--- Work to complete ---
Your task is to quote the material that follows, in full and exactly.

--- Information given ---
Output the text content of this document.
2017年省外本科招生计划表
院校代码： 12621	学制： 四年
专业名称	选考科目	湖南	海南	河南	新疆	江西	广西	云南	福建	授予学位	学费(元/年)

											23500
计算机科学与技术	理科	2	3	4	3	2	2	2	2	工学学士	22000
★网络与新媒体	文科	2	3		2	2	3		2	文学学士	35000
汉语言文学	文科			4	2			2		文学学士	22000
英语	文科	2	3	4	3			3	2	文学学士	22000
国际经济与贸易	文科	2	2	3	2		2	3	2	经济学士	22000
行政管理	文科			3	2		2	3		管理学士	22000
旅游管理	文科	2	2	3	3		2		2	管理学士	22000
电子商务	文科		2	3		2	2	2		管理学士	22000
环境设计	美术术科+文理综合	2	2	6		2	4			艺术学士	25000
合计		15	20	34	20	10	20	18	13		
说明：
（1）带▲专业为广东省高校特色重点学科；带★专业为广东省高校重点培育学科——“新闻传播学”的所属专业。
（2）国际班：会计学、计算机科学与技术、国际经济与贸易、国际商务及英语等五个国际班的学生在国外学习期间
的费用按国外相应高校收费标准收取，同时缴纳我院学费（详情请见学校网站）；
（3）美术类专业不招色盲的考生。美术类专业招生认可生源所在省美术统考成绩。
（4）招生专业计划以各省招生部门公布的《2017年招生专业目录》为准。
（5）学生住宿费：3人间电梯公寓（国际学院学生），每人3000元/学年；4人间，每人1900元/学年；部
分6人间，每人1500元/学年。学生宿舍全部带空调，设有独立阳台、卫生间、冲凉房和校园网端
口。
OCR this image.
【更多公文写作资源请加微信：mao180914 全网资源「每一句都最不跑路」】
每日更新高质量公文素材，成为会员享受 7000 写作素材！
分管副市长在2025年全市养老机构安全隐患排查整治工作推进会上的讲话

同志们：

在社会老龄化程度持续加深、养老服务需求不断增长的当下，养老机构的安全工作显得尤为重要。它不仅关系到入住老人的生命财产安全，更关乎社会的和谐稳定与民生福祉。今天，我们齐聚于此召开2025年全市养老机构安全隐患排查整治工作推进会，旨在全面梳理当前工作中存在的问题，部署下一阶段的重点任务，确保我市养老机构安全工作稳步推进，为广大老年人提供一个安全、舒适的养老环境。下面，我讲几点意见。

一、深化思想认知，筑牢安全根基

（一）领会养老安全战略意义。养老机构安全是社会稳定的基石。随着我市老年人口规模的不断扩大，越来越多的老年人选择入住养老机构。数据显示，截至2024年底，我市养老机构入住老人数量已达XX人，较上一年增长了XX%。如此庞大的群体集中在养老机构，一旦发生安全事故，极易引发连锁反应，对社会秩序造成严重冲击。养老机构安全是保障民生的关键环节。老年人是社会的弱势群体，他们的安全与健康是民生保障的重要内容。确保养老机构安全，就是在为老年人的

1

--- Task result ---
Output the text content of this document.
2017年省外本科招生计划表
院校代码： 12621	学制： 四年
专业名称	选考科目	湖南	海南	河南	新疆	江西	广西	云南	福建	授予学位	学费(元/年)

											23500
计算机科学与技术	理科	2	3	4	3	2	2	2	2	工学学士	22000
★网络与新媒体	文科	2	3		2	2	3		2	文学学士	35000
汉语言文学	文科			4	2			2		文学学士	22000
英语	文科	2	3	4	3			3	2	文学学士	22000
国际经济与贸易	文科	2	2	3	2		2	3	2	经济学士	22000
行政管理	文科			3	2		2	3		管理学士	22000
旅游管理	文科	2	2	3	3		2		2	管理学士	22000
电子商务	文科		2	3		2	2	2		管理学士	22000
环境设计	美术术科+文理综合	2	2	6		2	4			艺术学士	25000
合计		15	20	34	20	10	20	18	13		
说明：
（1）带▲专业为广东省高校特色重点学科；带★专业为广东省高校重点培育学科——“新闻传播学”的所属专业。
（2）国际班：会计学、计算机科学与技术、国际经济与贸易、国际商务及英语等五个国际班的学生在国外学习期间
的费用按国外相应高校收费标准收取，同时缴纳我院学费（详情请见学校网站）；
（3）美术类专业不招色盲的考生。美术类专业招生认可生源所在省美术统考成绩。
（4）招生专业计划以各省招生部门公布的《2017年招生专业目录》为准。
（5）学生住宿费：3人间电梯公寓（国际学院学生），每人3000元/学年；4人间，每人1900元/学年；部
分6人间，每人1500元/学年。学生宿舍全部带空调，设有独立阳台、卫生间、冲凉房和校园网端
口。
OCR this image.
【更多公文写作资源请加微信：mao180914 全网资源「每一句都最不跑路」】
每日更新高质量公文素材，成为会员享受 7000 写作素材！
分管副市长在2025年全市养老机构安全隐患排查整治工作推进会上的讲话

同志们：

在社会老龄化程度持续加深、养老服务需求不断增长的当下，养老机构的安全工作显得尤为重要。它不仅关系到入住老人的生命财产安全，更关乎社会的和谐稳定与民生福祉。今天，我们齐聚于此召开2025年全市养老机构安全隐患排查整治工作推进会，旨在全面梳理当前工作中存在的问题，部署下一阶段的重点任务，确保我市养老机构安全工作稳步推进，为广大老年人提供一个安全、舒适的养老环境。下面，我讲几点意见。

一、深化思想认知，筑牢安全根基

（一）领会养老安全战略意义。养老机构安全是社会稳定的基石。随着我市老年人口规模的不断扩大，越来越多的老年人选择入住养老机构。数据显示，截至2024年底，我市养老机构入住老人数量已达XX人，较上一年增长了XX%。如此庞大的群体集中在养老机构，一旦发生安全事故，极易引发连锁反应，对社会秩序造成严重冲击。养老机构安全是保障民生的关键环节。老年人是社会的弱势群体，他们的安全与健康是民生保障的重要内容。确保养老机构安全，就是在为老年人的

1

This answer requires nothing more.